• **Written problem 1**
Change "led-diode-symbol" to "diode-symbol" in the records, from their first line through the line holding "junction-dot <box>378 191 386 199</box>", inclusive, leaving everything else unchanged. Give back only those lines.

• **Excerpted text**
****************

Contract
EXHIBIT
99.1
SUBSCRIPTION
AGENCY AGREEMENT dated
[ ], 2007
between CELL KINETICS LTD., an Israeli corporation, with
offices at 0 Xxxxxx Xxxxxx, Xxx 00000, Xxxxxx (the “Company”), MEDIS
TECHNOLOGIES LTD., a Delaware corporation and the corporate parent of
the Company (“Medis”), and AMERICAN STOCK TRANSFER & TRUST
COMPANY, a New York limited purpose trust company, with offices at 00
Xxxxxx Xxxx, Xxx Xxxx, Xxx Xxxx 00000, as subscription agent (the
“Agent”)

****************

• **Entries shown**
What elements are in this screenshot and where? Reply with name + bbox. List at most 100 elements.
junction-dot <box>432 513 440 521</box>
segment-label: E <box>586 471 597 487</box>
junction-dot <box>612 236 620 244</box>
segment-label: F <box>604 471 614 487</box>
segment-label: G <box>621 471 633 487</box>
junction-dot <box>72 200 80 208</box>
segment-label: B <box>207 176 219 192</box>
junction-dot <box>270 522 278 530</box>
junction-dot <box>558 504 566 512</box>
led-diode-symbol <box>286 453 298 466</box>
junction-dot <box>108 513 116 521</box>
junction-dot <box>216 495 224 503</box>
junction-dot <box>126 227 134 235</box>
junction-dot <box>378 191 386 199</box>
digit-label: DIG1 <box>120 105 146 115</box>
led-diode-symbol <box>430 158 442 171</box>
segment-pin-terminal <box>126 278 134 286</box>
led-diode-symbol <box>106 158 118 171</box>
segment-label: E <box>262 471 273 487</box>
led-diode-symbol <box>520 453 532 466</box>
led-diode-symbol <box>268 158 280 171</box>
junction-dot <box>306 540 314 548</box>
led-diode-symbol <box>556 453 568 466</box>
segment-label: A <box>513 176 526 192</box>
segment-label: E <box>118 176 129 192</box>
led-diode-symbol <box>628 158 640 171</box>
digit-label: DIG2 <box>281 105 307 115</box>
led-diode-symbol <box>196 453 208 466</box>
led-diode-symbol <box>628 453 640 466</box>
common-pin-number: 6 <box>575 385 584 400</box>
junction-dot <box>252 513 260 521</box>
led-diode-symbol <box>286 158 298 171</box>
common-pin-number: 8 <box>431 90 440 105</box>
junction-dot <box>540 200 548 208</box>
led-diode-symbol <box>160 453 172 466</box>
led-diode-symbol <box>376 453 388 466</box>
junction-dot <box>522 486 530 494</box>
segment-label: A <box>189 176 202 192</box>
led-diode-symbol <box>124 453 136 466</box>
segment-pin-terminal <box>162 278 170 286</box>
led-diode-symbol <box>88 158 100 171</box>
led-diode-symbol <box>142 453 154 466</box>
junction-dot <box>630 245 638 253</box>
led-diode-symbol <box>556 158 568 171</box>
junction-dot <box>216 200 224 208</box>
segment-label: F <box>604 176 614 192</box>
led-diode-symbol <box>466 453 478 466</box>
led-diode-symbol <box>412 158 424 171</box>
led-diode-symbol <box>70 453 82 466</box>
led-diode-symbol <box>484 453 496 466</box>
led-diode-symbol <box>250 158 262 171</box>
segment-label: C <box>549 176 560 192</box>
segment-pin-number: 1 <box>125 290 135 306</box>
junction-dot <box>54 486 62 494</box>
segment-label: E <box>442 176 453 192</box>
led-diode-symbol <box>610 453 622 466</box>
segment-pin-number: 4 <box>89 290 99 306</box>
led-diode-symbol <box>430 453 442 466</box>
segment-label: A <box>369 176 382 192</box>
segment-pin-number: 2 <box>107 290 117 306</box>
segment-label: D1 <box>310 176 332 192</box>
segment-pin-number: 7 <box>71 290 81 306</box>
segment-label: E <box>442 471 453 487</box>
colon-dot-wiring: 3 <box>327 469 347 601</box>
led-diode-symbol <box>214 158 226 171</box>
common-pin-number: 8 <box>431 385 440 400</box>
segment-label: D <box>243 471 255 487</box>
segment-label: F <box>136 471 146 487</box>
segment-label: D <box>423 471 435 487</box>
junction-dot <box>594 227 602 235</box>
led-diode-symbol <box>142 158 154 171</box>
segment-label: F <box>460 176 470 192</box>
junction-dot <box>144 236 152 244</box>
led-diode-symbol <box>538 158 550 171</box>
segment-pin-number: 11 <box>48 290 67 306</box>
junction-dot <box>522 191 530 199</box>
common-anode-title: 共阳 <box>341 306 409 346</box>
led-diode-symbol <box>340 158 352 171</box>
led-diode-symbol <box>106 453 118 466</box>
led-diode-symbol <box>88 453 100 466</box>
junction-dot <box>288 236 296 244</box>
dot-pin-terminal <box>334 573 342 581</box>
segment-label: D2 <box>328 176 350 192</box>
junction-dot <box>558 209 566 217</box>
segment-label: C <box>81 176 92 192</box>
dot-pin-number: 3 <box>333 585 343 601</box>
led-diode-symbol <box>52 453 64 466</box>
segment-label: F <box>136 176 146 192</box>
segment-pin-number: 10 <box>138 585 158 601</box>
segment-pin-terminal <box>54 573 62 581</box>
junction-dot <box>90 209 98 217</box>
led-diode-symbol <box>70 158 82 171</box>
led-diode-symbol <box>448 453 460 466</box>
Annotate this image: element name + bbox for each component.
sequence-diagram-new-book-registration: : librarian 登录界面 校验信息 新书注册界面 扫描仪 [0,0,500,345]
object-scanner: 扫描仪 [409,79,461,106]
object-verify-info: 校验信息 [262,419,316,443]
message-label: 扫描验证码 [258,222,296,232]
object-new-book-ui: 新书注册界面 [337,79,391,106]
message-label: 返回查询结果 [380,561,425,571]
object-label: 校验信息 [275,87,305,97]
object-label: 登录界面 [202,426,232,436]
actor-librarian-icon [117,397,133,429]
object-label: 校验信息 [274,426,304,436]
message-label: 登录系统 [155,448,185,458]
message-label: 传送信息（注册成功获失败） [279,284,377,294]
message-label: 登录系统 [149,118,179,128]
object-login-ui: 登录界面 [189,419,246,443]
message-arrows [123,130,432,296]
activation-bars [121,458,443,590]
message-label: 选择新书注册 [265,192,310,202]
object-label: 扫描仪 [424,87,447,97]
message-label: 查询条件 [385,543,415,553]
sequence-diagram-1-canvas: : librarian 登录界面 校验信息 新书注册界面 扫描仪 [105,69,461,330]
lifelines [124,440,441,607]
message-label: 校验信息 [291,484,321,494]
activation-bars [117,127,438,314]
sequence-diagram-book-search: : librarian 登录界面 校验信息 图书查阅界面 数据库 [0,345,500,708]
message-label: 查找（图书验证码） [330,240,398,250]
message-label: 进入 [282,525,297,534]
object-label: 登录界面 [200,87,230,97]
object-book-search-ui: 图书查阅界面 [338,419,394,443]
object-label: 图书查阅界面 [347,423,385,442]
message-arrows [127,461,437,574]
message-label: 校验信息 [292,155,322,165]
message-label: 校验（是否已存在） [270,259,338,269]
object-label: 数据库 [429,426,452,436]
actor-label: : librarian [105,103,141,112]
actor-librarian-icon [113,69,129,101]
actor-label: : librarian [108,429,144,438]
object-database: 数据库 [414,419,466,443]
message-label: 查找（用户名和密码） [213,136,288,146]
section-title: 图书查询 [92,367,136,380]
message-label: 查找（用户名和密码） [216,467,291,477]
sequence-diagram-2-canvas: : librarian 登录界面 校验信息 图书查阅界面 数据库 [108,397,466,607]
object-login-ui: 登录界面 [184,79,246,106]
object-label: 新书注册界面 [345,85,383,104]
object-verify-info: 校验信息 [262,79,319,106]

****************

• **Written problem 2**
Name every party to the subscription agency agreement.

• **Complete output 1**
What elements are in this screenshot and where? Reply with name + bbox. List at most 100 elements.
junction-dot <box>432 513 440 521</box>
segment-label: E <box>586 471 597 487</box>
junction-dot <box>612 236 620 244</box>
segment-label: F <box>604 471 614 487</box>
segment-label: G <box>621 471 633 487</box>
junction-dot <box>72 200 80 208</box>
segment-label: B <box>207 176 219 192</box>
junction-dot <box>270 522 278 530</box>
junction-dot <box>558 504 566 512</box>
diode-symbol <box>286 453 298 466</box>
junction-dot <box>108 513 116 521</box>
junction-dot <box>216 495 224 503</box>
junction-dot <box>126 227 134 235</box>
junction-dot <box>378 191 386 199</box>

• **Complete output 2**
CELL KINETICS LTD.
MEDIS TECHNOLOGIES LTD.
AMERICAN STOCK TRANSFER & TRUST COMPANY